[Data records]
START

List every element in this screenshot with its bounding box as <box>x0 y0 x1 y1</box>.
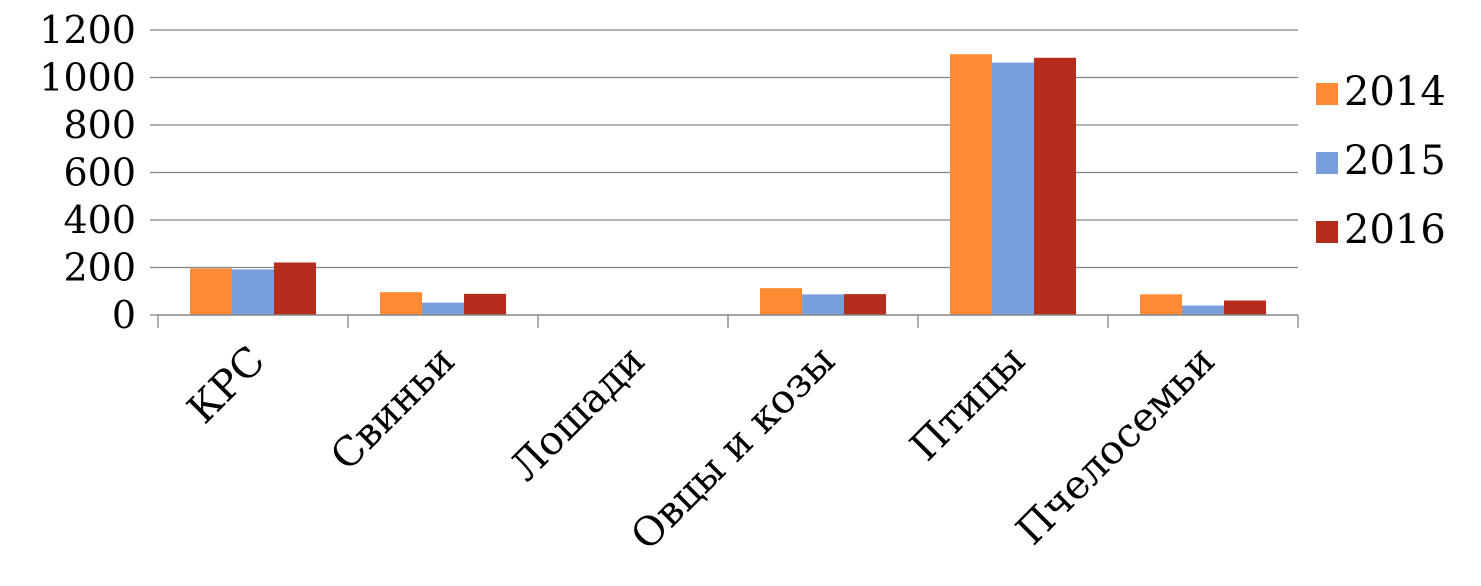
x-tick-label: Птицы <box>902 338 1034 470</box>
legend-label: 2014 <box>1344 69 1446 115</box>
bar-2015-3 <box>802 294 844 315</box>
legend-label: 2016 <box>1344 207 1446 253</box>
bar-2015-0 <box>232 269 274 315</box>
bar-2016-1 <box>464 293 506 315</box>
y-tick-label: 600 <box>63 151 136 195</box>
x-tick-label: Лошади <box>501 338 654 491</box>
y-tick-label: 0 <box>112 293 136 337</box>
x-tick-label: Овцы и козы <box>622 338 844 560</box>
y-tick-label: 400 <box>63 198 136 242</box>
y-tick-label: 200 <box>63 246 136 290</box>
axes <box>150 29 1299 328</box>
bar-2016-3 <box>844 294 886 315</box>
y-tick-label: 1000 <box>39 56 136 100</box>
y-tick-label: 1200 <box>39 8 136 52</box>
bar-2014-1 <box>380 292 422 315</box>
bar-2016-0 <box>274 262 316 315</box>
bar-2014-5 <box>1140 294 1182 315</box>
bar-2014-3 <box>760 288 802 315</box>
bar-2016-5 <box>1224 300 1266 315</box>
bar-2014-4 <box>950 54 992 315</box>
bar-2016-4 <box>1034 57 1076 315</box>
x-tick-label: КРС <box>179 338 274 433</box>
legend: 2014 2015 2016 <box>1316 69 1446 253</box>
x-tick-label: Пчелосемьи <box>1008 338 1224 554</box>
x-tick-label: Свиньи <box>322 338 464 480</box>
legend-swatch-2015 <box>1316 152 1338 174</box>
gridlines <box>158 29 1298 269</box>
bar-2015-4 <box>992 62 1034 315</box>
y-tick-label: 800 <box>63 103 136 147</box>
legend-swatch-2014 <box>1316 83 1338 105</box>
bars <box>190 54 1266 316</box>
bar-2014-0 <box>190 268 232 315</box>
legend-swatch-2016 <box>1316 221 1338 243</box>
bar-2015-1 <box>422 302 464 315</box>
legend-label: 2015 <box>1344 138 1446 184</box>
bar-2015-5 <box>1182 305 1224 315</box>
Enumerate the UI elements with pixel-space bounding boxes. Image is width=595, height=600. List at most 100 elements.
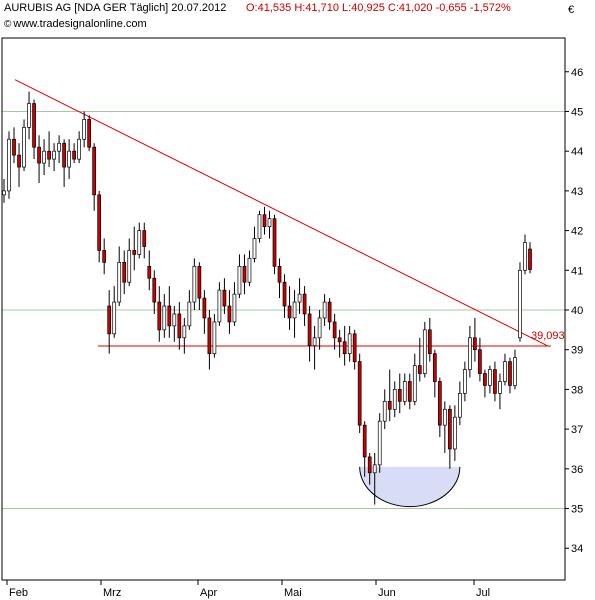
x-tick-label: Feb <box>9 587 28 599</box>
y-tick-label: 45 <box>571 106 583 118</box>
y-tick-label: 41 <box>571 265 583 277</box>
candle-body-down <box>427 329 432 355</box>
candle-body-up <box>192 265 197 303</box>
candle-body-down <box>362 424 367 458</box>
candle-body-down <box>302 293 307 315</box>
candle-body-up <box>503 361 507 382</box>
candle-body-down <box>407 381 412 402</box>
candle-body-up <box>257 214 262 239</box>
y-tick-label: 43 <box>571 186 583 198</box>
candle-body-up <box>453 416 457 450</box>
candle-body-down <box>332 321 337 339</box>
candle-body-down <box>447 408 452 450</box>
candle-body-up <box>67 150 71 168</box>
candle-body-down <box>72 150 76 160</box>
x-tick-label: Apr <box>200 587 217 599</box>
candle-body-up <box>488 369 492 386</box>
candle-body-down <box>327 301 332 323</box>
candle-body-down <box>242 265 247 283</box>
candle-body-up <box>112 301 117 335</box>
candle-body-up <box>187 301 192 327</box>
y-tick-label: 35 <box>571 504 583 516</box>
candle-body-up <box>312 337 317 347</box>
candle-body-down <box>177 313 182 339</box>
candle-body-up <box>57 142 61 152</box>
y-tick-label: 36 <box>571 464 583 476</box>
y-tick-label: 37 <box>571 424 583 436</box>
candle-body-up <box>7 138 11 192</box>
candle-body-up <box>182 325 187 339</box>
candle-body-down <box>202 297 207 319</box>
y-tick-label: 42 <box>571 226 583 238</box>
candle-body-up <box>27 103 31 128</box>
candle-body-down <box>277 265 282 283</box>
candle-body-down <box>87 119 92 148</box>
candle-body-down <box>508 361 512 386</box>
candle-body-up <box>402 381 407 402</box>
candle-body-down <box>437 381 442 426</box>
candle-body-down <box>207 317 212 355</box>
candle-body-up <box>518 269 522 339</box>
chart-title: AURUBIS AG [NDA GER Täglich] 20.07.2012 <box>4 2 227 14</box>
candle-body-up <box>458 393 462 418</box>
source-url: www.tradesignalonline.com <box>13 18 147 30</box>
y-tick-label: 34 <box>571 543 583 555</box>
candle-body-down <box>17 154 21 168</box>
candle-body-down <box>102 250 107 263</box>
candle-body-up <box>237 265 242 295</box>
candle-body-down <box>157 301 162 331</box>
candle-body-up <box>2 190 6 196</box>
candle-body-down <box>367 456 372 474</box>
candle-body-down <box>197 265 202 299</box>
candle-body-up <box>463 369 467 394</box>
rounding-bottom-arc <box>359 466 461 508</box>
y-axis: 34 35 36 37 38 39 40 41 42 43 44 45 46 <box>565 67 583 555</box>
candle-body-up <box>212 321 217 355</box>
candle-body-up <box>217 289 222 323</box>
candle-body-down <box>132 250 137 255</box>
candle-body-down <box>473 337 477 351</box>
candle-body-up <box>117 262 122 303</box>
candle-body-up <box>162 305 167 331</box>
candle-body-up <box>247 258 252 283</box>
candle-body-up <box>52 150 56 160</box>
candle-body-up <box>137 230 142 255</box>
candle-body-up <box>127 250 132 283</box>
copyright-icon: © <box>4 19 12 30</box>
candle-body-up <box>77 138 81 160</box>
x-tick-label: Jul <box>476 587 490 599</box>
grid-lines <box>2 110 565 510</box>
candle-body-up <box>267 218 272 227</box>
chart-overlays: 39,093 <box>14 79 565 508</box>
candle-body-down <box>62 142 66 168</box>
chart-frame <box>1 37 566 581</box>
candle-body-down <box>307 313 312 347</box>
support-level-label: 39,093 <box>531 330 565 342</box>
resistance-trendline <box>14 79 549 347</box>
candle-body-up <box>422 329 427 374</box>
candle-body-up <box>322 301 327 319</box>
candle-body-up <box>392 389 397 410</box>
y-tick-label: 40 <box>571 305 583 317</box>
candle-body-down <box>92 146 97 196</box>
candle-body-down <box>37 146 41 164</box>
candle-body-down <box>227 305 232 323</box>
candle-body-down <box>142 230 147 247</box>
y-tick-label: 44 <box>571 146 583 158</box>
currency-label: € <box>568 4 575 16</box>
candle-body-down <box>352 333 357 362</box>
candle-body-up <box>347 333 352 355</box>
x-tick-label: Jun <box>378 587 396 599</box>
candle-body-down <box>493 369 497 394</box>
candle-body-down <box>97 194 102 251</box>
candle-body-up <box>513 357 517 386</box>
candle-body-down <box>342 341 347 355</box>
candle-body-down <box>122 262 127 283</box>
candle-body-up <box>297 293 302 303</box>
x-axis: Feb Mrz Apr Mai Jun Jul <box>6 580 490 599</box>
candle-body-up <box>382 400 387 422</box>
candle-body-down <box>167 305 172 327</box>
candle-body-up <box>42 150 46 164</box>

END

• Written exercise
Render as a numbered list the lines above from the line containing "x-tick-label: Птицы <box>902" through the line containing "y-tick-label: 200 <box>63 246 136 290</box>", both included, omitting any blank lines.

• Output for this task
1. x-tick-label: Птицы <box>902 338 1034 470</box>
2. legend-label: 2014 <box>1344 69 1446 115</box>
3. bar-2015-3 <box>802 294 844 315</box>
4. legend-label: 2016 <box>1344 207 1446 253</box>
5. bar-2015-0 <box>232 269 274 315</box>
6. bar-2016-1 <box>464 293 506 315</box>
7. y-tick-label: 600 <box>63 151 136 195</box>
8. x-tick-label: Лошади <box>501 338 654 491</box>
9. y-tick-label: 0 <box>112 293 136 337</box>
10. x-tick-label: Овцы и козы <box>622 338 844 560</box>
11. y-tick-label: 400 <box>63 198 136 242</box>
12. y-tick-label: 200 <box>63 246 136 290</box>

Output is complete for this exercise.